— START OF Task material —

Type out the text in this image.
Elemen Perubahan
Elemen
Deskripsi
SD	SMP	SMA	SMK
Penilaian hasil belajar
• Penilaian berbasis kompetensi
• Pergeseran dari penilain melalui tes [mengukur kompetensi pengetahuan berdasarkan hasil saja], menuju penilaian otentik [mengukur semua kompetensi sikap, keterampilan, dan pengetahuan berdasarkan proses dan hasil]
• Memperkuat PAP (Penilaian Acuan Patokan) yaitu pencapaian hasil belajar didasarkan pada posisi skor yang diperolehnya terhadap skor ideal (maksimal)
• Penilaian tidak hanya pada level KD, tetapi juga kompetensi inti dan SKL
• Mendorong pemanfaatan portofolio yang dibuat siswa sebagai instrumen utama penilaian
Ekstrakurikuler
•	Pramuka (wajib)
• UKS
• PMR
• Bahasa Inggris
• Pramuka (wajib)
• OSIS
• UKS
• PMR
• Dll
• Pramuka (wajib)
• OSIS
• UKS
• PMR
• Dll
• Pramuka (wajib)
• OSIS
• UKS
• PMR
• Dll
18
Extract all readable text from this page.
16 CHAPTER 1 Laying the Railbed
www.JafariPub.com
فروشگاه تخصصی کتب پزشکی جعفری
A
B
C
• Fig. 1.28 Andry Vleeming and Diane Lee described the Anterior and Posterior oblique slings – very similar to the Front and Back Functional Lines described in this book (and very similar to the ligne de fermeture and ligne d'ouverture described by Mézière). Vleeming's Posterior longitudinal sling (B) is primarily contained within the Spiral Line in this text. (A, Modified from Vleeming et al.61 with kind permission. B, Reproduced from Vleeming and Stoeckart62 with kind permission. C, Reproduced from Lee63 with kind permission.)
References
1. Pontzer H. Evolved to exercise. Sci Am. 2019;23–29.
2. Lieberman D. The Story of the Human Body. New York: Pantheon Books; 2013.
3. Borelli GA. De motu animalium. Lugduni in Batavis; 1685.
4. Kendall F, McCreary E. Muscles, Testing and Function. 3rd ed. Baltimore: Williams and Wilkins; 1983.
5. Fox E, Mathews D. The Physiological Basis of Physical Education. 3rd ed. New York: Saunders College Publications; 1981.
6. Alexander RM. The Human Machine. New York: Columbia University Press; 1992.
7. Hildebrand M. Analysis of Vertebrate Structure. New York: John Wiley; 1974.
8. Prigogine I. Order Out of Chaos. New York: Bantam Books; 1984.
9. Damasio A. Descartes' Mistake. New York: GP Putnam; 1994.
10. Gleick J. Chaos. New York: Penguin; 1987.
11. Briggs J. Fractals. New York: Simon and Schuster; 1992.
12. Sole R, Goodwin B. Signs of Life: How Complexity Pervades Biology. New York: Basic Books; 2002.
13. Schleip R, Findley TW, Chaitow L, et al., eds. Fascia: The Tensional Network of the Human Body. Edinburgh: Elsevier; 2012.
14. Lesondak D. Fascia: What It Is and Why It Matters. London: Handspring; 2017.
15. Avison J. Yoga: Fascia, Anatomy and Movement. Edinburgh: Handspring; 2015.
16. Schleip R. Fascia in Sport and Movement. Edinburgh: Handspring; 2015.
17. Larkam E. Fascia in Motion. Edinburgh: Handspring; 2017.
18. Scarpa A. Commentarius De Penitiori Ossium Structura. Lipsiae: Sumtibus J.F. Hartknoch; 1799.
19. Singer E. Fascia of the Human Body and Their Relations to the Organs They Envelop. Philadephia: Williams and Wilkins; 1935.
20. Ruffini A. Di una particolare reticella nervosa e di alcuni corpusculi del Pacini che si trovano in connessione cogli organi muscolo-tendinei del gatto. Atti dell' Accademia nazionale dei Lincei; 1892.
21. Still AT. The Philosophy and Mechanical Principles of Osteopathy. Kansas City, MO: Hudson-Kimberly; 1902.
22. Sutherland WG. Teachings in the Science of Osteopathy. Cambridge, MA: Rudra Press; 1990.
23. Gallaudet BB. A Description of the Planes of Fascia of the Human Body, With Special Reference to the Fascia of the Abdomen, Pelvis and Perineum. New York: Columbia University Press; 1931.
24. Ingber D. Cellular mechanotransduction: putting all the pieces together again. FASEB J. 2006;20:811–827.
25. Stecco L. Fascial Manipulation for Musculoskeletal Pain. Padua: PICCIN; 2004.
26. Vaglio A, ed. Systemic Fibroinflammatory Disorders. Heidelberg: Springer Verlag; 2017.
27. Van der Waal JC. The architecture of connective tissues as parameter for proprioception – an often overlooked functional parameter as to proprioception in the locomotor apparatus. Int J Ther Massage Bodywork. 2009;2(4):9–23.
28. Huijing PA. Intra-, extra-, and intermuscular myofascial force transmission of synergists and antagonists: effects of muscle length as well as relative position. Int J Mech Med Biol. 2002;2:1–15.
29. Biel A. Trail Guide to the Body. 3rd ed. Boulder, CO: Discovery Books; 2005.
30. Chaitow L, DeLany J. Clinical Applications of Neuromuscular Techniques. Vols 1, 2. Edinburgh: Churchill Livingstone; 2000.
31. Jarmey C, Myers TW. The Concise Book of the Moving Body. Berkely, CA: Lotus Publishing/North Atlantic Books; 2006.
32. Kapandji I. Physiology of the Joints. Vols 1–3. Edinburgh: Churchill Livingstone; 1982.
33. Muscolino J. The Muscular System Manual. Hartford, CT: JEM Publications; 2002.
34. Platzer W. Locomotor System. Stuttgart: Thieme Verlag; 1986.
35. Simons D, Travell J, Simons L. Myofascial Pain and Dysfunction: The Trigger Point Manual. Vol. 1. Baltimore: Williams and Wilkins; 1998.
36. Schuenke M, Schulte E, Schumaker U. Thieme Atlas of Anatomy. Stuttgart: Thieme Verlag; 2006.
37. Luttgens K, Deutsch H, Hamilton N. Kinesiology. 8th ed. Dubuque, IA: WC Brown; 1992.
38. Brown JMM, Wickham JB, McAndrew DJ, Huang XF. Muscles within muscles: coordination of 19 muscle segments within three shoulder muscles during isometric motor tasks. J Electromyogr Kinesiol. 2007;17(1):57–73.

— END OF Task material —

▶ [Work to be completed]: Across the entries, how many lines contain "Osteopathy"? Reply with the number only.

▶ [Full answer]: 2